▶ _DIRECTIVE_: Print all records exactly, leaving nothing out.

▶ _INFORMATION PROVIDED_:
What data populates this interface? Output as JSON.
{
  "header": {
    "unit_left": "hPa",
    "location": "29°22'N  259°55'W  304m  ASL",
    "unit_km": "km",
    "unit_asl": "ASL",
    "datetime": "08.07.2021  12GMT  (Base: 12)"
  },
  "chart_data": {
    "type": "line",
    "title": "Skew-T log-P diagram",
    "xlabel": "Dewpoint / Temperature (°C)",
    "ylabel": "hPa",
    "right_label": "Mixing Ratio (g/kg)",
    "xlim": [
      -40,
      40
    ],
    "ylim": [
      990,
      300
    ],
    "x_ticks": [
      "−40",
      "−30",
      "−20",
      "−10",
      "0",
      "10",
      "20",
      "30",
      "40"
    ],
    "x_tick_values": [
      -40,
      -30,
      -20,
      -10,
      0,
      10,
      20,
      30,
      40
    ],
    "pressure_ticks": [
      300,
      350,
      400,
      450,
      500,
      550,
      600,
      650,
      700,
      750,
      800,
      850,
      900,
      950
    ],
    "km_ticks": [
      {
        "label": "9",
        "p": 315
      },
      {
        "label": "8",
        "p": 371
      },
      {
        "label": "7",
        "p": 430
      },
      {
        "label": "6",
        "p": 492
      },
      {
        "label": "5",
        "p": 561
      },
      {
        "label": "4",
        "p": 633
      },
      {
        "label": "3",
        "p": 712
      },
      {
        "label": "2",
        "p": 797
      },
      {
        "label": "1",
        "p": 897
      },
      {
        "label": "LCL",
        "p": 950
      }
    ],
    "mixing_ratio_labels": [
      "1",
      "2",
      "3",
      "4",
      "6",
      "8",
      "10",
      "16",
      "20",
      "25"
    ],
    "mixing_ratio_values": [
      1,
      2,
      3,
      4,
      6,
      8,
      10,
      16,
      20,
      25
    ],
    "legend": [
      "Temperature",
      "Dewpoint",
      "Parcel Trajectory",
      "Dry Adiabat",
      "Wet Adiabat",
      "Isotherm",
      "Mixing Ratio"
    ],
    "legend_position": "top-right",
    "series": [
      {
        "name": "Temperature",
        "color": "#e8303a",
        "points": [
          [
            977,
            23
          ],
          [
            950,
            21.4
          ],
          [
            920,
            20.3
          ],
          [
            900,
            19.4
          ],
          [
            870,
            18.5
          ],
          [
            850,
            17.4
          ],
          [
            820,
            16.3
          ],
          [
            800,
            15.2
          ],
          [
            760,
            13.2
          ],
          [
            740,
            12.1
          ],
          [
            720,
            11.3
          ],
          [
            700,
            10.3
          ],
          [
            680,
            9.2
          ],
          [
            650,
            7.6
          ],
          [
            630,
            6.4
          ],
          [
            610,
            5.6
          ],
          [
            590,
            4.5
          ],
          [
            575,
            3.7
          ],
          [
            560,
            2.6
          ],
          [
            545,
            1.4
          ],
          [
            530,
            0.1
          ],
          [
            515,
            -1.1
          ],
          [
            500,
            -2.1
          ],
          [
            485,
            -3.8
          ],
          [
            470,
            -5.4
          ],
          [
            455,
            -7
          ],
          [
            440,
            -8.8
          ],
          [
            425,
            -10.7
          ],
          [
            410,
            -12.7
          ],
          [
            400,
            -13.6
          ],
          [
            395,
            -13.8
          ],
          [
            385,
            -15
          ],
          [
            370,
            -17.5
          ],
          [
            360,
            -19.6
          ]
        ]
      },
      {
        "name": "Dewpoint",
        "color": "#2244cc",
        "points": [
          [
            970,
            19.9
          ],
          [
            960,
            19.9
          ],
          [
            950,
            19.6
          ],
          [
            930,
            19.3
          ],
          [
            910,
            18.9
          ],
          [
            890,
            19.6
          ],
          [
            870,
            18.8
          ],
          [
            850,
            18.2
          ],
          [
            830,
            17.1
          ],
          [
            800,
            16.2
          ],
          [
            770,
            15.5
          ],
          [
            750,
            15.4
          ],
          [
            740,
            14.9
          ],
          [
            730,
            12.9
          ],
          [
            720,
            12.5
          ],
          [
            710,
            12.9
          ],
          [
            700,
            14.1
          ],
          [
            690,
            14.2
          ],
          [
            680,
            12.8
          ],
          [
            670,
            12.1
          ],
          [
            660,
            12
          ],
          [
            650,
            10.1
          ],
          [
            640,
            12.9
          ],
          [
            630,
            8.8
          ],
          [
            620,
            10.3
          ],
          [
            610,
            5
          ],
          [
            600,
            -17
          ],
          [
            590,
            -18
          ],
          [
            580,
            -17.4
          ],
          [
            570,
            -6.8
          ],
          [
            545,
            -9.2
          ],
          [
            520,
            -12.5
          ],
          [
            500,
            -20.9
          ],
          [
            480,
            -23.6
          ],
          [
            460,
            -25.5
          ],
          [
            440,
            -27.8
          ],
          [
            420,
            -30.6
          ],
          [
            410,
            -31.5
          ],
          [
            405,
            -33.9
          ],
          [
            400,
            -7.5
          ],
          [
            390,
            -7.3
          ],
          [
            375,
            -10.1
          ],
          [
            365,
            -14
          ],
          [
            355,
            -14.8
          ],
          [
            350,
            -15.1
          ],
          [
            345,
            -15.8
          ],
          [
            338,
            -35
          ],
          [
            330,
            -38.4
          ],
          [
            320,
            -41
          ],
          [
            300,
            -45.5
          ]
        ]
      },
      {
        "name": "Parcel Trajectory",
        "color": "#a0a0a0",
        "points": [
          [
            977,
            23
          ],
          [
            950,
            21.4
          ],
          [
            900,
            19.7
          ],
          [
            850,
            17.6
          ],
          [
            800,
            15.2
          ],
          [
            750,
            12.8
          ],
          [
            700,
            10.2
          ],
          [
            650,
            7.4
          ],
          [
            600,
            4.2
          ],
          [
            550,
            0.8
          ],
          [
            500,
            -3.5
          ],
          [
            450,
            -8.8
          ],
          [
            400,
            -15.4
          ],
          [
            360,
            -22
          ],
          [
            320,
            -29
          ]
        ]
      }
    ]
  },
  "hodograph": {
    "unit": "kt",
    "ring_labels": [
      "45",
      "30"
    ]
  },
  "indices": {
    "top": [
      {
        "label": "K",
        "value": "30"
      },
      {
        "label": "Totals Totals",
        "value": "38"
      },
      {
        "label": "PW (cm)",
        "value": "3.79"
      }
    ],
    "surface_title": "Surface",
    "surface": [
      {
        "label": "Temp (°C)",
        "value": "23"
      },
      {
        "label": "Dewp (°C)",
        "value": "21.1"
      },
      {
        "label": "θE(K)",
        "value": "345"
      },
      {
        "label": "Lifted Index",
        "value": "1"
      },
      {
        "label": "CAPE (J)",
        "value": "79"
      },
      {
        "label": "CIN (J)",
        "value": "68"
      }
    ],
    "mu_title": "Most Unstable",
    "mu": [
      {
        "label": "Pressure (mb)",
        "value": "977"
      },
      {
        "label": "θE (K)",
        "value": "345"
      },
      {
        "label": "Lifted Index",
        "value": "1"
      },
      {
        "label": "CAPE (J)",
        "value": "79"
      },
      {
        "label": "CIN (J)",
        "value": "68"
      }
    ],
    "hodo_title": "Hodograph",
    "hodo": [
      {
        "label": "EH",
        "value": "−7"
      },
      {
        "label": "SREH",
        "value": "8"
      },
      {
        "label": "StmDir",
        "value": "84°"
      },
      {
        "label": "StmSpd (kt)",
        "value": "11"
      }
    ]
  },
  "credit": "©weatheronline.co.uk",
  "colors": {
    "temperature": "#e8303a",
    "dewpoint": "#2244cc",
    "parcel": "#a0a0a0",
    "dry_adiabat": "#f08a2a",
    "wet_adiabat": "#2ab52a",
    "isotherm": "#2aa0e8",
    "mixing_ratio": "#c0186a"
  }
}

▶ _FINAL RESULT_:
What data populates this interface? Output as JSON.
{
  "header": {
    "unit_left": "hPa",
    "location": "29°22'N  259°55'W  304m  ASL",
    "unit_km": "km",
    "unit_asl": "ASL",
    "datetime": "08.07.2021  12GMT  (Base: 12)"
  },
  "chart_data": {
    "type": "line",
    "title": "Skew-T log-P diagram",
    "xlabel": "Dewpoint / Temperature (°C)",
    "ylabel": "hPa",
    "right_label": "Mixing Ratio (g/kg)",
    "xlim": [
      -40,
      40
    ],
    "ylim": [
      990,
      300
    ],
    "x_ticks": [
      "−40",
      "−30",
      "−20",
      "−10",
      "0",
      "10",
      "20",
      "30",
      "40"
    ],
    "x_tick_values": [
      -40,
      -30,
      -20,
      -10,
      0,
      10,
      20,
      30,
      40
    ],
    "pressure_ticks": [
      300,
      350,
      400,
      450,
      500,
      550,
      600,
      650,
      700,
      750,
      800,
      850,
      900,
      950
    ],
    "km_ticks": [
      {
        "label": "9",
        "p": 315
      },
      {
        "label": "8",
        "p": 371
      },
      {
        "label": "7",
        "p": 430
      },
      {
        "label": "6",
        "p": 492
      },
      {
        "label": "5",
        "p": 561
      },
      {
        "label": "4",
        "p": 633
      },
      {
        "label": "3",
        "p": 712
      },
      {
        "label": "2",
        "p": 797
      },
      {
        "label": "1",
        "p": 897
      },
      {
        "label": "LCL",
        "p": 950
      }
    ],
    "mixing_ratio_labels": [
      "1",
      "2",
      "3",
      "4",
      "6",
      "8",
      "10",
      "16",
      "20",
      "25"
    ],
    "mixing_ratio_values": [
      1,
      2,
      3,
      4,
      6,
      8,
      10,
      16,
      20,
      25
    ],
    "legend": [
      "Temperature",
      "Dewpoint",
      "Parcel Trajectory",
      "Dry Adiabat",
      "Wet Adiabat",
      "Isotherm",
      "Mixing Ratio"
    ],
    "legend_position": "top-right",
    "series": [
      {
        "name": "Temperature",
        "color": "#e8303a",
        "points": [
          [
            977,
            23
          ],
          [
            950,
            21.4
          ],
          [
            920,
            20.3
          ],
          [
            900,
            19.4
          ],
          [
            870,
            18.5
          ],
          [
            850,
            17.4
          ],
          [
            820,
            16.3
          ],
          [
            800,
            15.2
          ],
          [
            760,
            13.2
          ],
          [
            740,
            12.1
          ],
          [
            720,
            11.3
          ],
          [
            700,
            10.3
          ],
          [
            680,
            9.2
          ],
          [
            650,
            7.6
          ],
          [
            630,
            6.4
          ],
          [
            610,
            5.6
          ],
          [
            590,
            4.5
          ],
          [
            575,
            3.7
          ],
          [
            560,
            2.6
          ],
          [
            545,
            1.4
          ],
          [
            530,
            0.1
          ],
          [
            515,
            -1.1
          ],
          [
            500,
            -2.1
          ],
          [
            485,
            -3.8
          ],
          [
            470,
            -5.4
          ],
          [
            455,
            -7
          ],
          [
            440,
            -8.8
          ],
          [
            425,
            -10.7
          ],
          [
            410,
            -12.7
          ],
          [
            400,
            -13.6
          ],
          [
            395,
            -13.8
          ],
          [
            385,
            -15
          ],
          [
            370,
            -17.5
          ],
          [
            360,
            -19.6
          ]
        ]
      },
      {
        "name": "Dewpoint",
        "color": "#2244cc",
        "points": [
          [
            970,
            19.9
          ],
          [
            960,
            19.9
          ],
          [
            950,
            19.6
          ],
          [
            930,
            19.3
          ],
          [
            910,
            18.9
          ],
          [
            890,
            19.6
          ],
          [
            870,
            18.8
          ],
          [
            850,
            18.2
          ],
          [
            830,
            17.1
          ],
          [
            800,
            16.2
          ],
          [
            770,
            15.5
          ],
          [
            750,
            15.4
          ],
          [
            740,
            14.9
          ],
          [
            730,
            12.9
          ],
          [
            720,
            12.5
          ],
          [
            710,
            12.9
          ],
          [
            700,
            14.1
          ],
          [
            690,
            14.2
          ],
          [
            680,
            12.8
          ],
          [
            670,
            12.1
          ],
          [
            660,
            12
          ],
          [
            650,
            10.1
          ],
          [
            640,
            12.9
          ],
          [
            630,
            8.8
          ],
          [
            620,
            10.3
          ],
          [
            610,
            5
          ],
          [
            600,
            -17
          ],
          [
            590,
            -18
          ],
          [
            580,
            -17.4
          ],
          [
            570,
            -6.8
          ],
          [
            545,
            -9.2
          ],
          [
            520,
            -12.5
          ],
          [
            500,
            -20.9
          ],
          [
            480,
            -23.6
          ],
          [
            460,
            -25.5
          ],
          [
            440,
            -27.8
          ],
          [
            420,
            -30.6
          ],
          [
            410,
            -31.5
          ],
          [
            405,
            -33.9
          ],
          [
            400,
            -7.5
          ],
          [
            390,
            -7.3
          ],
          [
            375,
            -10.1
          ],
          [
            365,
            -14
          ],
          [
            355,
            -14.8
          ],
          [
            350,
            -15.1
          ],
          [
            345,
            -15.8
          ],
          [
            338,
            -35
          ],
          [
            330,
            -38.4
          ],
          [
            320,
            -41
          ],
          [
            300,
            -45.5
          ]
        ]
      },
      {
        "name": "Parcel Trajectory",
        "color": "#a0a0a0",
        "points": [
          [
            977,
            23
          ],
          [
            950,
            21.4
          ],
          [
            900,
            19.7
          ],
          [
            850,
            17.6
          ],
          [
            800,
            15.2
          ],
          [
            750,
            12.8
          ],
          [
            700,
            10.2
          ],
          [
            650,
            7.4
          ],
          [
            600,
            4.2
          ],
          [
            550,
            0.8
          ],
          [
            500,
            -3.5
          ],
          [
            450,
            -8.8
          ],
          [
            400,
            -15.4
          ],
          [
            360,
            -22
          ],
          [
            320,
            -29
          ]
        ]
      }
    ]
  },
  "hodograph": {
    "unit": "kt",
    "ring_labels": [
      "45",
      "30"
    ]
  },
  "indices": {
    "top": [
      {
        "label": "K",
        "value": "30"
      },
      {
        "label": "Totals Totals",
        "value": "38"
      },
      {
        "label": "PW (cm)",
        "value": "3.79"
      }
    ],
    "surface_title": "Surface",
    "surface": [
      {
        "label": "Temp (°C)",
        "value": "23"
      },
      {
        "label": "Dewp (°C)",
        "value": "21.1"
      },
      {
        "label": "θE(K)",
        "value": "345"
      },
      {
        "label": "Lifted Index",
        "value": "1"
      },
      {
        "label": "CAPE (J)",
        "value": "79"
      },
      {
        "label": "CIN (J)",
        "value": "68"
      }
    ],
    "mu_title": "Most Unstable",
    "mu": [
      {
        "label": "Pressure (mb)",
        "value": "977"
      },
      {
        "label": "θE (K)",
        "value": "345"
      },
      {
        "label": "Lifted Index",
        "value": "1"
      },
      {
        "label": "CAPE (J)",
        "value": "79"
      },
      {
        "label": "CIN (J)",
        "value": "68"
      }
    ],
    "hodo_title": "Hodograph",
    "hodo": [
      {
        "label": "EH",
        "value": "−7"
      },
      {
        "label": "SREH",
        "value": "8"
      },
      {
        "label": "StmDir",
        "value": "84°"
      },
      {
        "label": "StmSpd (kt)",
        "value": "11"
      }
    ]
  },
  "credit": "©weatheronline.co.uk",
  "colors": {
    "temperature": "#e8303a",
    "dewpoint": "#2244cc",
    "parcel": "#a0a0a0",
    "dry_adiabat": "#f08a2a",
    "wet_adiabat": "#2ab52a",
    "isotherm": "#2aa0e8",
    "mixing_ratio": "#c0186a"
  }
}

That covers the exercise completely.